--- Begin Exercise material ---
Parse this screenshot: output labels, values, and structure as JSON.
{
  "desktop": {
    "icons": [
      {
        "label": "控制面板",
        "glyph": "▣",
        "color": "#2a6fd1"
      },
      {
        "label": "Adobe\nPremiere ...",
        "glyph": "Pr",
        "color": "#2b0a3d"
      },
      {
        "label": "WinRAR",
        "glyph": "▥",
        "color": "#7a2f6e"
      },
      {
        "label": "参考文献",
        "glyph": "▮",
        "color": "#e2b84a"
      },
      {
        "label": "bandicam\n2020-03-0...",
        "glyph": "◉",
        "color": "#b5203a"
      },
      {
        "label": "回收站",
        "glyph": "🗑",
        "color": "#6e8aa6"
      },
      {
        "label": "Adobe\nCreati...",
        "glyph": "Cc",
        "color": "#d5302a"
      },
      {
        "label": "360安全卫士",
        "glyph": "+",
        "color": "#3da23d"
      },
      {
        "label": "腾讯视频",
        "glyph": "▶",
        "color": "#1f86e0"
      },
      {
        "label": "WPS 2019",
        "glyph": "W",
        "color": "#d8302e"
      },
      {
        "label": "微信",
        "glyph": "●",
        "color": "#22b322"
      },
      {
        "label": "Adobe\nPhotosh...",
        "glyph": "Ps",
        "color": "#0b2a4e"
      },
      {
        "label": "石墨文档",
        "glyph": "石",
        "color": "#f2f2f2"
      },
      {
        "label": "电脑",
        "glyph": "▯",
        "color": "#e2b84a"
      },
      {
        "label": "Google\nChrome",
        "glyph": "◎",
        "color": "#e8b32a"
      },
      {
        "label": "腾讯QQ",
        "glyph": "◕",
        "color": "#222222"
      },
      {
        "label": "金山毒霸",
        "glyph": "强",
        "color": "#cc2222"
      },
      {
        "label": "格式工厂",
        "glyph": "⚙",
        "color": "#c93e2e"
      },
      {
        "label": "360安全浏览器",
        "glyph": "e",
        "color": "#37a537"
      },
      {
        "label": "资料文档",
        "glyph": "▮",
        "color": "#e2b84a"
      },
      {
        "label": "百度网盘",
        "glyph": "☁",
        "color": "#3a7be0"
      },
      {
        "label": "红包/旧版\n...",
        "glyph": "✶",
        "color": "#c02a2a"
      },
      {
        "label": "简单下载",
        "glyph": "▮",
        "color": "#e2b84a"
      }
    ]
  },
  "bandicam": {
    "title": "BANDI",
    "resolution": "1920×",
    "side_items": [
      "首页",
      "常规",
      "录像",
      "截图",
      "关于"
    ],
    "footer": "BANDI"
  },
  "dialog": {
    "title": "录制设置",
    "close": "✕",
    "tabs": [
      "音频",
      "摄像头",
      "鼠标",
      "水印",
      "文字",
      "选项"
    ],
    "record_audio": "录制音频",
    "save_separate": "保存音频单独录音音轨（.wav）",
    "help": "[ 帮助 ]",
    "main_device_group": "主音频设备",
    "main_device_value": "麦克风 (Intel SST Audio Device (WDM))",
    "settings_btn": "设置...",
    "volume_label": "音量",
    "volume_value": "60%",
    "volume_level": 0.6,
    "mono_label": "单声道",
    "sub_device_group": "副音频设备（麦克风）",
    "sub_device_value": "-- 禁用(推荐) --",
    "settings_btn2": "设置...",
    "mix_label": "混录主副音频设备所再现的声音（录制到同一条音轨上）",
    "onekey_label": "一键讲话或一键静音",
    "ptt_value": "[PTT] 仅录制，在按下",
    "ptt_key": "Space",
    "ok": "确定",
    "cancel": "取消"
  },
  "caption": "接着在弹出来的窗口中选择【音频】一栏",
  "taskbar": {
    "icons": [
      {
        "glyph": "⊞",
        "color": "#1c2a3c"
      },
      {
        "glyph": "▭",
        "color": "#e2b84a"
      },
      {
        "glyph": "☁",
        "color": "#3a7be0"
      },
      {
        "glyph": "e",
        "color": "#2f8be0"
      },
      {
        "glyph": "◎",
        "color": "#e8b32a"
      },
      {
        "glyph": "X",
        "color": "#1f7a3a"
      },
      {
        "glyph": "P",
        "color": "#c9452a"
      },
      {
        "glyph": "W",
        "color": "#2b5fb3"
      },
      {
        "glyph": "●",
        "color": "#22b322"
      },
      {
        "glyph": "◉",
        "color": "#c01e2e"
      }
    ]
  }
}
--- End Exercise material ---
Set all of the entries down again, exactly as they were given.

Parse this screenshot: output labels, values, and structure as JSON.
{
  "desktop": {
    "icons": [
      {
        "label": "控制面板",
        "glyph": "▣",
        "color": "#2a6fd1"
      },
      {
        "label": "Adobe\nPremiere ...",
        "glyph": "Pr",
        "color": "#2b0a3d"
      },
      {
        "label": "WinRAR",
        "glyph": "▥",
        "color": "#7a2f6e"
      },
      {
        "label": "参考文献",
        "glyph": "▮",
        "color": "#e2b84a"
      },
      {
        "label": "bandicam\n2020-03-0...",
        "glyph": "◉",
        "color": "#b5203a"
      },
      {
        "label": "回收站",
        "glyph": "🗑",
        "color": "#6e8aa6"
      },
      {
        "label": "Adobe\nCreati...",
        "glyph": "Cc",
        "color": "#d5302a"
      },
      {
        "label": "360安全卫士",
        "glyph": "+",
        "color": "#3da23d"
      },
      {
        "label": "腾讯视频",
        "glyph": "▶",
        "color": "#1f86e0"
      },
      {
        "label": "WPS 2019",
        "glyph": "W",
        "color": "#d8302e"
      },
      {
        "label": "微信",
        "glyph": "●",
        "color": "#22b322"
      },
      {
        "label": "Adobe\nPhotosh...",
        "glyph": "Ps",
        "color": "#0b2a4e"
      },
      {
        "label": "石墨文档",
        "glyph": "石",
        "color": "#f2f2f2"
      },
      {
        "label": "电脑",
        "glyph": "▯",
        "color": "#e2b84a"
      },
      {
        "label": "Google\nChrome",
        "glyph": "◎",
        "color": "#e8b32a"
      },
      {
        "label": "腾讯QQ",
        "glyph": "◕",
        "color": "#222222"
      },
      {
        "label": "金山毒霸",
        "glyph": "强",
        "color": "#cc2222"
      },
      {
        "label": "格式工厂",
        "glyph": "⚙",
        "color": "#c93e2e"
      },
      {
        "label": "360安全浏览器",
        "glyph": "e",
        "color": "#37a537"
      },
      {
        "label": "资料文档",
        "glyph": "▮",
        "color": "#e2b84a"
      },
      {
        "label": "百度网盘",
        "glyph": "☁",
        "color": "#3a7be0"
      },
      {
        "label": "红包/旧版\n...",
        "glyph": "✶",
        "color": "#c02a2a"
      },
      {
        "label": "简单下载",
        "glyph": "▮",
        "color": "#e2b84a"
      }
    ]
  },
  "bandicam": {
    "title": "BANDI",
    "resolution": "1920×",
    "side_items": [
      "首页",
      "常规",
      "录像",
      "截图",
      "关于"
    ],
    "footer": "BANDI"
  },
  "dialog": {
    "title": "录制设置",
    "close": "✕",
    "tabs": [
      "音频",
      "摄像头",
      "鼠标",
      "水印",
      "文字",
      "选项"
    ],
    "record_audio": "录制音频",
    "save_separate": "保存音频单独录音音轨（.wav）",
    "help": "[ 帮助 ]",
    "main_device_group": "主音频设备",
    "main_device_value": "麦克风 (Intel SST Audio Device (WDM))",
    "settings_btn": "设置...",
    "volume_label": "音量",
    "volume_value": "60%",
    "volume_level": 0.6,
    "mono_label": "单声道",
    "sub_device_group": "副音频设备（麦克风）",
    "sub_device_value": "-- 禁用(推荐) --",
    "settings_btn2": "设置...",
    "mix_label": "混录主副音频设备所再现的声音（录制到同一条音轨上）",
    "onekey_label": "一键讲话或一键静音",
    "ptt_value": "[PTT] 仅录制，在按下",
    "ptt_key": "Space",
    "ok": "确定",
    "cancel": "取消"
  },
  "caption": "接着在弹出来的窗口中选择【音频】一栏",
  "taskbar": {
    "icons": [
      {
        "glyph": "⊞",
        "color": "#1c2a3c"
      },
      {
        "glyph": "▭",
        "color": "#e2b84a"
      },
      {
        "glyph": "☁",
        "color": "#3a7be0"
      },
      {
        "glyph": "e",
        "color": "#2f8be0"
      },
      {
        "glyph": "◎",
        "color": "#e8b32a"
      },
      {
        "glyph": "X",
        "color": "#1f7a3a"
      },
      {
        "glyph": "P",
        "color": "#c9452a"
      },
      {
        "glyph": "W",
        "color": "#2b5fb3"
      },
      {
        "glyph": "●",
        "color": "#22b322"
      },
      {
        "glyph": "◉",
        "color": "#c01e2e"
      }
    ]
  }
}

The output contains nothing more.